*SET PROBLEM:*
Make an exact copy of the listing below.

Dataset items
##########

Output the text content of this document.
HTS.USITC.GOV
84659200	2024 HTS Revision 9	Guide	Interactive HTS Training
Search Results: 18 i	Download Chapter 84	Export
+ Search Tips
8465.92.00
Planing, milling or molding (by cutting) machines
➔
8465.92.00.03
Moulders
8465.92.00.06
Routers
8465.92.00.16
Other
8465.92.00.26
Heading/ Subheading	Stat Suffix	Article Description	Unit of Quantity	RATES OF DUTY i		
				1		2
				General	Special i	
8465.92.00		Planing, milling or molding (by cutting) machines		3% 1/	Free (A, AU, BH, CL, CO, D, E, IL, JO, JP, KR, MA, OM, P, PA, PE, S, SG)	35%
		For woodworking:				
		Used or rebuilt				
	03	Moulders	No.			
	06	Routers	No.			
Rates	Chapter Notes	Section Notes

##########

*ANSWER TO THIS TASK:*
Output the text content of this document.
HTS.USITC.GOV
84659200	2024 HTS Revision 9	Guide	Interactive HTS Training
Search Results: 18 i	Download Chapter 84	Export
+ Search Tips
8465.92.00
Planing, milling or molding (by cutting) machines
➔
8465.92.00.03
Moulders
8465.92.00.06
Routers
8465.92.00.16
Other
8465.92.00.26
Heading/ Subheading	Stat Suffix	Article Description	Unit of Quantity	RATES OF DUTY i		
				1		2
				General	Special i	
8465.92.00		Planing, milling or molding (by cutting) machines		3% 1/	Free (A, AU, BH, CL, CO, D, E, IL, JO, JP, KR, MA, OM, P, PA, PE, S, SG)	35%
		For woodworking:				
		Used or rebuilt				
	03	Moulders	No.			
	06	Routers	No.			
Rates	Chapter Notes	Section Notes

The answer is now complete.